• **WHAT IS ASKED**: Copy every line in which the string "text" occurs.

»»

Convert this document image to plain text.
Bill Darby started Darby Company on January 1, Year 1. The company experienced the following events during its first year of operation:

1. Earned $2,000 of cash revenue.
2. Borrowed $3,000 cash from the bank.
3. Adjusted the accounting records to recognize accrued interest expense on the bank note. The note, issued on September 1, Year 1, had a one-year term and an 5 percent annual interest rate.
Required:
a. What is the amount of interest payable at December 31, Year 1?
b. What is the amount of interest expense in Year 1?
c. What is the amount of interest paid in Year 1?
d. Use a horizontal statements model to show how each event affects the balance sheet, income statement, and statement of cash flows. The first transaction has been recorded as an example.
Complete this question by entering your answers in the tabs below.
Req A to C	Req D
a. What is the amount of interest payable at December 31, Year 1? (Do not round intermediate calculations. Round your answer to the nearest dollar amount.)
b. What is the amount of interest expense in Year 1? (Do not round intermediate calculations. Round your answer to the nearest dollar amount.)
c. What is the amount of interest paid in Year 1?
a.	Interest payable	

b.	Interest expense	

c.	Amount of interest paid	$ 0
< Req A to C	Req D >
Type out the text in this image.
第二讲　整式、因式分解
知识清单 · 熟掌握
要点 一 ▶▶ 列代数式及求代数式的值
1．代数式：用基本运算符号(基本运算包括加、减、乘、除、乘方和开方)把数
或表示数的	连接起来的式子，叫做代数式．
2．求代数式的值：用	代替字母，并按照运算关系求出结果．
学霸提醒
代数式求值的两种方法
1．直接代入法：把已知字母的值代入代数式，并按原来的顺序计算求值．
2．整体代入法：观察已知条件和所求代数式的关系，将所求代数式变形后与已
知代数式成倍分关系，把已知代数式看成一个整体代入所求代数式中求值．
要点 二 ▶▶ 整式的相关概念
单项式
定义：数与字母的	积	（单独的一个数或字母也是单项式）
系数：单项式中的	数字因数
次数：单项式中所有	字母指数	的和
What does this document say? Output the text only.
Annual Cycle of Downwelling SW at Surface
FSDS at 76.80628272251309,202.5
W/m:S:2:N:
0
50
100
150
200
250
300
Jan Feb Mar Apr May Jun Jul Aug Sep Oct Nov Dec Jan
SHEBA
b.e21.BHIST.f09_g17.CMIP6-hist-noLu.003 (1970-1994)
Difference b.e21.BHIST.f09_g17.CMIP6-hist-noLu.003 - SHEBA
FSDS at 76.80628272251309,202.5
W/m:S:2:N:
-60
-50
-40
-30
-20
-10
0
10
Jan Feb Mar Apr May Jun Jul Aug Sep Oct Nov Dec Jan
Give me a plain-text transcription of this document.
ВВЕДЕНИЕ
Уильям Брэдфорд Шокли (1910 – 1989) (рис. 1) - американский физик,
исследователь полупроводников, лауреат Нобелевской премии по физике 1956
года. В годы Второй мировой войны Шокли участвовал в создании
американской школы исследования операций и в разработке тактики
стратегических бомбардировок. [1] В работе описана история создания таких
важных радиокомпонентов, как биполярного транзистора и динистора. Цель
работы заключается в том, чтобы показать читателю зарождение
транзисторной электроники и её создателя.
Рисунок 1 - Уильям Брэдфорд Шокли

««

• **EXERCISE OUTPUT**:
Convert this document image to plain text.
Type out the text in this image.
What does this document say? Output the text only.
Give me a plain-text transcription of this document.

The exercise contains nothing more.